(Records from a dataset)
==============================

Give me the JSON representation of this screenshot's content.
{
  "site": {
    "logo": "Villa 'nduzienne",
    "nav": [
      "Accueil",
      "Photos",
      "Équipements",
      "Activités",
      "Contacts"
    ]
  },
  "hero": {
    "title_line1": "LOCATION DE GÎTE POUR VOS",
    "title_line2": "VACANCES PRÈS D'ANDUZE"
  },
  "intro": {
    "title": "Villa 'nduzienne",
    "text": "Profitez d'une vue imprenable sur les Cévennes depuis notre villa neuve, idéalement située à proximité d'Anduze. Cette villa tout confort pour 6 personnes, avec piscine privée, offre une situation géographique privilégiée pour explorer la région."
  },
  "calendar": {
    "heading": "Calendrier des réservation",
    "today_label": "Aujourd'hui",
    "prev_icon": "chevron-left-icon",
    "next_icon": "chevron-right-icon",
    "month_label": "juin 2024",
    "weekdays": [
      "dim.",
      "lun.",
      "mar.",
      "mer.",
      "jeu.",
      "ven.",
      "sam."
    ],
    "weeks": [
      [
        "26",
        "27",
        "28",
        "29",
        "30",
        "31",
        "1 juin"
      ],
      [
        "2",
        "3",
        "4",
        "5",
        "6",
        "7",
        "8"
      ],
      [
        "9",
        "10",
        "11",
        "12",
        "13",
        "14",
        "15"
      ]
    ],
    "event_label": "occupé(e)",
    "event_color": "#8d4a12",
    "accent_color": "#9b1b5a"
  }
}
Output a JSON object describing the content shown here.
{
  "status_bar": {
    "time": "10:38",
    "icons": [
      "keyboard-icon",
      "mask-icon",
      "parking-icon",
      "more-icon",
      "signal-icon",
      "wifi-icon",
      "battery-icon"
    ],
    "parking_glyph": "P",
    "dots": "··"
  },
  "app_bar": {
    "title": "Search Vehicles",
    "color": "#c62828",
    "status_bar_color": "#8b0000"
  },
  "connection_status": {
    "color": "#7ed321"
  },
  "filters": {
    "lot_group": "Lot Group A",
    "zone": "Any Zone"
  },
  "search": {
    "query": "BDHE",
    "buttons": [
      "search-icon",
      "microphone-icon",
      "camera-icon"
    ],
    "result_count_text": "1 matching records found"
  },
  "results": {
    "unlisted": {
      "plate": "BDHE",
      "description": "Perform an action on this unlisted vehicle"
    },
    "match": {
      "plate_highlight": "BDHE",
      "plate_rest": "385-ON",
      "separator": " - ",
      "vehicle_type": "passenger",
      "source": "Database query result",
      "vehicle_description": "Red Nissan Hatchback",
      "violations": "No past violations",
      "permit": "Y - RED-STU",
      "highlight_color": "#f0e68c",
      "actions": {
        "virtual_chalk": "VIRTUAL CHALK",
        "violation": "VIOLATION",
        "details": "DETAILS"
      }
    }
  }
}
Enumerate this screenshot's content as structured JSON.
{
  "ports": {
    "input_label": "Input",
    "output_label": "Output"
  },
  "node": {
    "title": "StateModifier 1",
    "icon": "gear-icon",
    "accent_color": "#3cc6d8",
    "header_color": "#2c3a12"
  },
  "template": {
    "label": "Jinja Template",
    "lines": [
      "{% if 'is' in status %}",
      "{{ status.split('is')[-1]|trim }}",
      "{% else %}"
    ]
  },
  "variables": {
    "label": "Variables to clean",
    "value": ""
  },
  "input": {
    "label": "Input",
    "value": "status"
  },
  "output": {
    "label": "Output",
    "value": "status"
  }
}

==============================

Find the line that contains "Enumerate this screenshot's" in the listing above. Retype it and every line after it up to the last, exactly, and nothing else.

Enumerate this screenshot's content as structured JSON.
{
  "ports": {
    "input_label": "Input",
    "output_label": "Output"
  },
  "node": {
    "title": "StateModifier 1",
    "icon": "gear-icon",
    "accent_color": "#3cc6d8",
    "header_color": "#2c3a12"
  },
  "template": {
    "label": "Jinja Template",
    "lines": [
      "{% if 'is' in status %}",
      "{{ status.split('is')[-1]|trim }}",
      "{% else %}"
    ]
  },
  "variables": {
    "label": "Variables to clean",
    "value": ""
  },
  "input": {
    "label": "Input",
    "value": "status"
  },
  "output": {
    "label": "Output",
    "value": "status"
  }
}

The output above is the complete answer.